"""

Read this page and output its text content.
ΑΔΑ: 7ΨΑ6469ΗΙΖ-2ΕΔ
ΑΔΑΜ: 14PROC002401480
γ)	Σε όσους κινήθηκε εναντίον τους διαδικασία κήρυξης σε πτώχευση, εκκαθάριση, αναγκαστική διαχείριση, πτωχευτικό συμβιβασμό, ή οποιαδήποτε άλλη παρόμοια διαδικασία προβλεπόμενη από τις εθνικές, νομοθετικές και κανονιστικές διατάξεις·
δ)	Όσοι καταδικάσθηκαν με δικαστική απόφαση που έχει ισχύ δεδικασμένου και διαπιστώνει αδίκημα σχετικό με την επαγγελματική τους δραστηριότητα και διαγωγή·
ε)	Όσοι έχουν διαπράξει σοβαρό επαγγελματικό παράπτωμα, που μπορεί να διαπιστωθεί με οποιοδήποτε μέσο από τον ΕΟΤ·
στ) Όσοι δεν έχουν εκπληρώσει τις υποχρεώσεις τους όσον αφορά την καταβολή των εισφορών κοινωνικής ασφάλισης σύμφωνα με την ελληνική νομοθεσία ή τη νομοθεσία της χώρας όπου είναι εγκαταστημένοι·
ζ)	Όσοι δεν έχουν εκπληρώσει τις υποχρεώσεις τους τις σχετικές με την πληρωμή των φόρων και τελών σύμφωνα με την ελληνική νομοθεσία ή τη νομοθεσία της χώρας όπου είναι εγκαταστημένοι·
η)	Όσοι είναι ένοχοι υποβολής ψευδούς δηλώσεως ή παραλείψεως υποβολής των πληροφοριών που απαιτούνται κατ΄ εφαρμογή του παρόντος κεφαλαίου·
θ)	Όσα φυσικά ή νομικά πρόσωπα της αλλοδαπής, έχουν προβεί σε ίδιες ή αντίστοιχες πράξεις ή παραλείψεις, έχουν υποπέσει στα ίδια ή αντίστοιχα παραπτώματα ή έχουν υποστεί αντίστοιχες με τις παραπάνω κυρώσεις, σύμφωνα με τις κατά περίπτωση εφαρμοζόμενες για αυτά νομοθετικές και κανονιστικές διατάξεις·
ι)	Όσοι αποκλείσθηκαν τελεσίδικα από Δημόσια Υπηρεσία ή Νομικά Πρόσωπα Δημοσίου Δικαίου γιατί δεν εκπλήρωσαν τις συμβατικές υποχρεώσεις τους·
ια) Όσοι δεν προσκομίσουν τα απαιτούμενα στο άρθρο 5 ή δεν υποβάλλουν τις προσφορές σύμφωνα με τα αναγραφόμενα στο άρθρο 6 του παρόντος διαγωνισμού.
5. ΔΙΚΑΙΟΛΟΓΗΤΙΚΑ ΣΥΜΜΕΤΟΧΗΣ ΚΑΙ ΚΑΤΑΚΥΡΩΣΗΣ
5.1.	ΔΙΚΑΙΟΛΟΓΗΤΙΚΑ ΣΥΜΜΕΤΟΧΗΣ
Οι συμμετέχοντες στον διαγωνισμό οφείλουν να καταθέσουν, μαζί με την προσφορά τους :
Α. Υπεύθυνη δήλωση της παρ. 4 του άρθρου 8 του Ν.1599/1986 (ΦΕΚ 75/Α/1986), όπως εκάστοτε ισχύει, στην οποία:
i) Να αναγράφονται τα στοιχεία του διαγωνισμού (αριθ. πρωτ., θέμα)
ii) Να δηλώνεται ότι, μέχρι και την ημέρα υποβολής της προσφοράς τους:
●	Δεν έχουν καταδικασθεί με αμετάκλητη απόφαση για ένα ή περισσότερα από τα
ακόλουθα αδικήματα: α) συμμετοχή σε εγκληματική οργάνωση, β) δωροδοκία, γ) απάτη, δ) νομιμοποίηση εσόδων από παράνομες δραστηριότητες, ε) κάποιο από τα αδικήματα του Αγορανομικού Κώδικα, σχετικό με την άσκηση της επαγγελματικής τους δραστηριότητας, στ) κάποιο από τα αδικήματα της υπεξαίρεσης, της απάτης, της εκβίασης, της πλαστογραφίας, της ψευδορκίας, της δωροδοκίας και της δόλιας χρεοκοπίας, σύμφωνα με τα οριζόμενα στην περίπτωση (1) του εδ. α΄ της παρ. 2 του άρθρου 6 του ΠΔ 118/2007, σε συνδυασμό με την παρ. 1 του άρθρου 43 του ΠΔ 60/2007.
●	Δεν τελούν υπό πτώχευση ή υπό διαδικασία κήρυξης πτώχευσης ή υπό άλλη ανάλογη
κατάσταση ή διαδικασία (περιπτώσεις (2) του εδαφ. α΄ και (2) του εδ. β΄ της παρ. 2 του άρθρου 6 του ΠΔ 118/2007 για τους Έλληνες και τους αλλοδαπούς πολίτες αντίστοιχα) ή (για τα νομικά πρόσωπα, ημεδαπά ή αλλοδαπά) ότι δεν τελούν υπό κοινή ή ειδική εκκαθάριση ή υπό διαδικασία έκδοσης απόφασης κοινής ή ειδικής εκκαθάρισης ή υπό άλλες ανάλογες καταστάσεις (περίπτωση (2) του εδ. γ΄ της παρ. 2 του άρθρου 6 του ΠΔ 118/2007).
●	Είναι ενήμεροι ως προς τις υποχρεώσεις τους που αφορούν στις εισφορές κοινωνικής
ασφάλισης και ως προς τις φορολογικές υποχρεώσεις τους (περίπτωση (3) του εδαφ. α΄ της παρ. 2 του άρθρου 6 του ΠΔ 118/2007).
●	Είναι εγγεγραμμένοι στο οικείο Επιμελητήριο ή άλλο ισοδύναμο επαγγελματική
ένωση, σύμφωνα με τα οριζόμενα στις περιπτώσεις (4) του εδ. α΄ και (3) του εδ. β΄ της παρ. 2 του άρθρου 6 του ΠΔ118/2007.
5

"""
"""

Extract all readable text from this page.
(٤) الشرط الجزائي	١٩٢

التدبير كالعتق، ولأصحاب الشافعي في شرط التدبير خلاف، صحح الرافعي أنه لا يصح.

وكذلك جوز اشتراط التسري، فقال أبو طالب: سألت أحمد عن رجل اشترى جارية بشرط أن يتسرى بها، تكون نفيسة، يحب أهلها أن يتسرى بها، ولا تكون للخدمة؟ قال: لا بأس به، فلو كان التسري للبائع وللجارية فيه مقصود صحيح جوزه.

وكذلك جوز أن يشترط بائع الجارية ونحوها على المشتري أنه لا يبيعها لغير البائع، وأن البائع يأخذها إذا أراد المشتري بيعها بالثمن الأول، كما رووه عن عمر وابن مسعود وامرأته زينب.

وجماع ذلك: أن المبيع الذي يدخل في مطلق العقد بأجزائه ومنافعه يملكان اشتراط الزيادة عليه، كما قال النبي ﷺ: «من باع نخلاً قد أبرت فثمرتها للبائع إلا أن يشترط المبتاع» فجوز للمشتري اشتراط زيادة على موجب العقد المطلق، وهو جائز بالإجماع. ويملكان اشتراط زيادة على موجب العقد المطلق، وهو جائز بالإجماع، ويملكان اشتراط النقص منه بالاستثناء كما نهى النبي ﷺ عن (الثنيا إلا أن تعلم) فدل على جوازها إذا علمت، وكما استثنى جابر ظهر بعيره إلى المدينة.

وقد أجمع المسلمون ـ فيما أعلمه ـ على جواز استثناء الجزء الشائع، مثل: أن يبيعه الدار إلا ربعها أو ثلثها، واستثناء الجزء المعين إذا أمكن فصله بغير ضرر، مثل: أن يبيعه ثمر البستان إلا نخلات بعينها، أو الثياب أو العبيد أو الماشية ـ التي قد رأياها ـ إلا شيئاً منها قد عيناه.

"""

Copy each line from the data above that includes "page".

TASK SOLUTION:
Read this page and output its text content.
Extract all readable text from this page.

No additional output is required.